## PROBLEM DESCRIPTION
Pictures stay out of your copy, but everything else in the records below must be repeated exactly.

## begin EXERCISE DATA

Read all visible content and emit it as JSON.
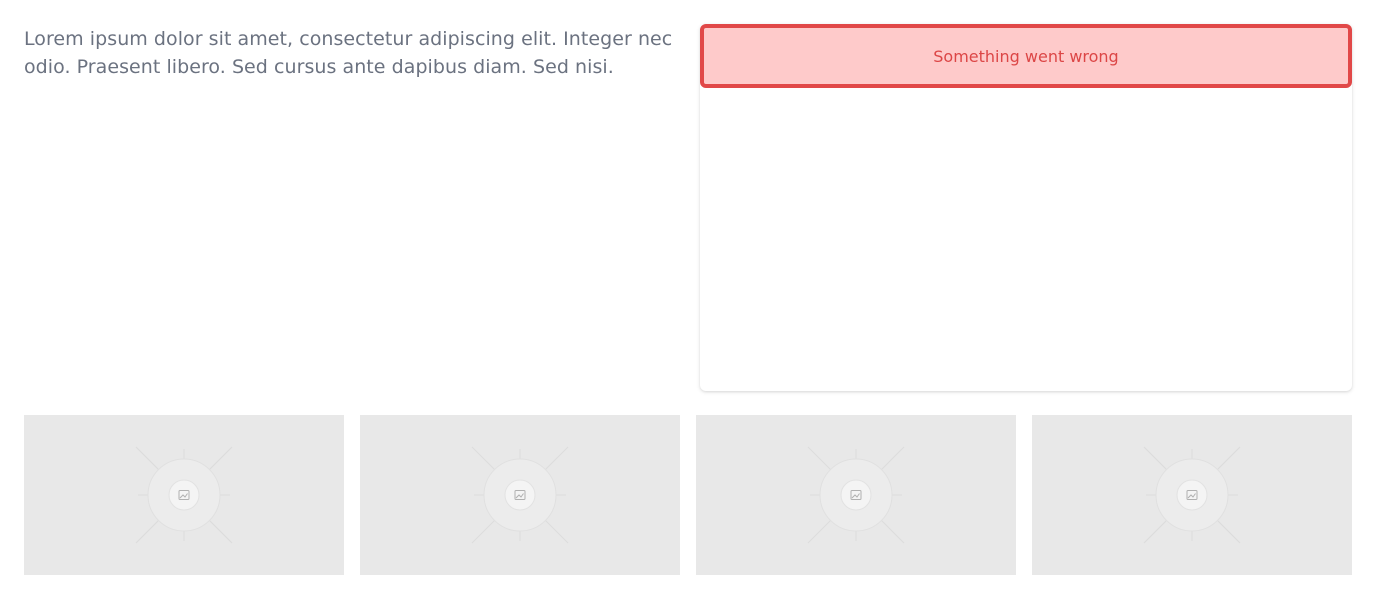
{
  "intro": {
    "text": "Lorem ipsum dolor sit amet, consectetur adipiscing elit. Integer nec odio. Praesent libero. Sed cursus ante dapibus diam. Sed nisi."
  },
  "card": {
    "error_message": "Something went wrong"
  },
  "thumbnails": [
    {
      "icon": "image-placeholder-icon"
    },
    {
      "icon": "image-placeholder-icon"
    },
    {
      "icon": "image-placeholder-icon"
    },
    {
      "icon": "image-placeholder-icon"
    }
  ],
  "colors": {
    "text": "#6b7280",
    "alert_bg": "#fecaca",
    "alert_border": "#e14848",
    "alert_text": "#dc4646",
    "placeholder_bg": "#e8e8e8"
  }
}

## end EXERCISE DATA

## ANSWER TO THE TASK
Read all visible content and emit it as JSON.
{
  "intro": {
    "text": "Lorem ipsum dolor sit amet, consectetur adipiscing elit. Integer nec odio. Praesent libero. Sed cursus ante dapibus diam. Sed nisi."
  },
  "card": {
    "error_message": "Something went wrong"
  },
  "thumbnails": [
    {
      "icon": "image-placeholder-icon"
    },
    {
      "icon": "image-placeholder-icon"
    },
    {
      "icon": "image-placeholder-icon"
    },
    {
      "icon": "image-placeholder-icon"
    }
  ],
  "colors": {
    "text": "#6b7280",
    "alert_bg": "#fecaca",
    "alert_border": "#e14848",
    "alert_text": "#dc4646",
    "placeholder_bg": "#e8e8e8"
  }
}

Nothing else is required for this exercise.